## Your assignment
What is needed is an exact copy of every record below.

[Data in this exercise]

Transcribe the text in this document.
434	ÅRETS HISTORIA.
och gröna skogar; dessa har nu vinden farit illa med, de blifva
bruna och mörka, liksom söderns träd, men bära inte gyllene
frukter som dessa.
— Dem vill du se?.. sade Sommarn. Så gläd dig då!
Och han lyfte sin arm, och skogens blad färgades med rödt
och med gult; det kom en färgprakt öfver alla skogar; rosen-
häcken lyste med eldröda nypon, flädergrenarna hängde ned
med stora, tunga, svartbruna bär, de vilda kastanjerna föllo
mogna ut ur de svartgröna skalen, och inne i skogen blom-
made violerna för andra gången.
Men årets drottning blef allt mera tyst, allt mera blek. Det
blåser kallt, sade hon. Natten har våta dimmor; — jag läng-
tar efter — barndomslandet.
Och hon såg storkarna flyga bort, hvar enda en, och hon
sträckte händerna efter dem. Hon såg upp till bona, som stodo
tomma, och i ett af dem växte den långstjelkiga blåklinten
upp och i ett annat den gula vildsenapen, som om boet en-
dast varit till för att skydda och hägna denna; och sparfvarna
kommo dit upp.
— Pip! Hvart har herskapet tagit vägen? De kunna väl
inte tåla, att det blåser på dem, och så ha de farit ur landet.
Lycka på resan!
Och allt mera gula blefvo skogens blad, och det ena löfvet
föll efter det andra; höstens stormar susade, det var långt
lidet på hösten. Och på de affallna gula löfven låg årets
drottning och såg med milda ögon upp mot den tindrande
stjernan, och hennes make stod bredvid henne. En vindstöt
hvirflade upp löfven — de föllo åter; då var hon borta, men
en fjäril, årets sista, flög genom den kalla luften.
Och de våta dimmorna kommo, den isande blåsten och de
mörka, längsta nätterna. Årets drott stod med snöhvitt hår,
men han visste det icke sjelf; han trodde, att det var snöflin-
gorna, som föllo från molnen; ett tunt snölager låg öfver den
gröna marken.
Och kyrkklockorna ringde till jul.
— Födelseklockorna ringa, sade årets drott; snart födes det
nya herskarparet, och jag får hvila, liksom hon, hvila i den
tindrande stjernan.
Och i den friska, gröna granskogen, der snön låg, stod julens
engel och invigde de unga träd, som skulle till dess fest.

[/Data in this exercise]

## Exercise result
Transcribe the text in this document.
434	ÅRETS HISTORIA.
och gröna skogar; dessa har nu vinden farit illa med, de blifva
bruna och mörka, liksom söderns träd, men bära inte gyllene
frukter som dessa.
— Dem vill du se?.. sade Sommarn. Så gläd dig då!
Och han lyfte sin arm, och skogens blad färgades med rödt
och med gult; det kom en färgprakt öfver alla skogar; rosen-
häcken lyste med eldröda nypon, flädergrenarna hängde ned
med stora, tunga, svartbruna bär, de vilda kastanjerna föllo
mogna ut ur de svartgröna skalen, och inne i skogen blom-
made violerna för andra gången.
Men årets drottning blef allt mera tyst, allt mera blek. Det
blåser kallt, sade hon. Natten har våta dimmor; — jag läng-
tar efter — barndomslandet.
Och hon såg storkarna flyga bort, hvar enda en, och hon
sträckte händerna efter dem. Hon såg upp till bona, som stodo
tomma, och i ett af dem växte den långstjelkiga blåklinten
upp och i ett annat den gula vildsenapen, som om boet en-
dast varit till för att skydda och hägna denna; och sparfvarna
kommo dit upp.
— Pip! Hvart har herskapet tagit vägen? De kunna väl
inte tåla, att det blåser på dem, och så ha de farit ur landet.
Lycka på resan!
Och allt mera gula blefvo skogens blad, och det ena löfvet
föll efter det andra; höstens stormar susade, det var långt
lidet på hösten. Och på de affallna gula löfven låg årets
drottning och såg med milda ögon upp mot den tindrande
stjernan, och hennes make stod bredvid henne. En vindstöt
hvirflade upp löfven — de föllo åter; då var hon borta, men
en fjäril, årets sista, flög genom den kalla luften.
Och de våta dimmorna kommo, den isande blåsten och de
mörka, längsta nätterna. Årets drott stod med snöhvitt hår,
men han visste det icke sjelf; han trodde, att det var snöflin-
gorna, som föllo från molnen; ett tunt snölager låg öfver den
gröna marken.
Och kyrkklockorna ringde till jul.
— Födelseklockorna ringa, sade årets drott; snart födes det
nya herskarparet, och jag får hvila, liksom hon, hvila i den
tindrande stjernan.
Och i den friska, gröna granskogen, der snön låg, stod julens
engel och invigde de unga träd, som skulle till dess fest.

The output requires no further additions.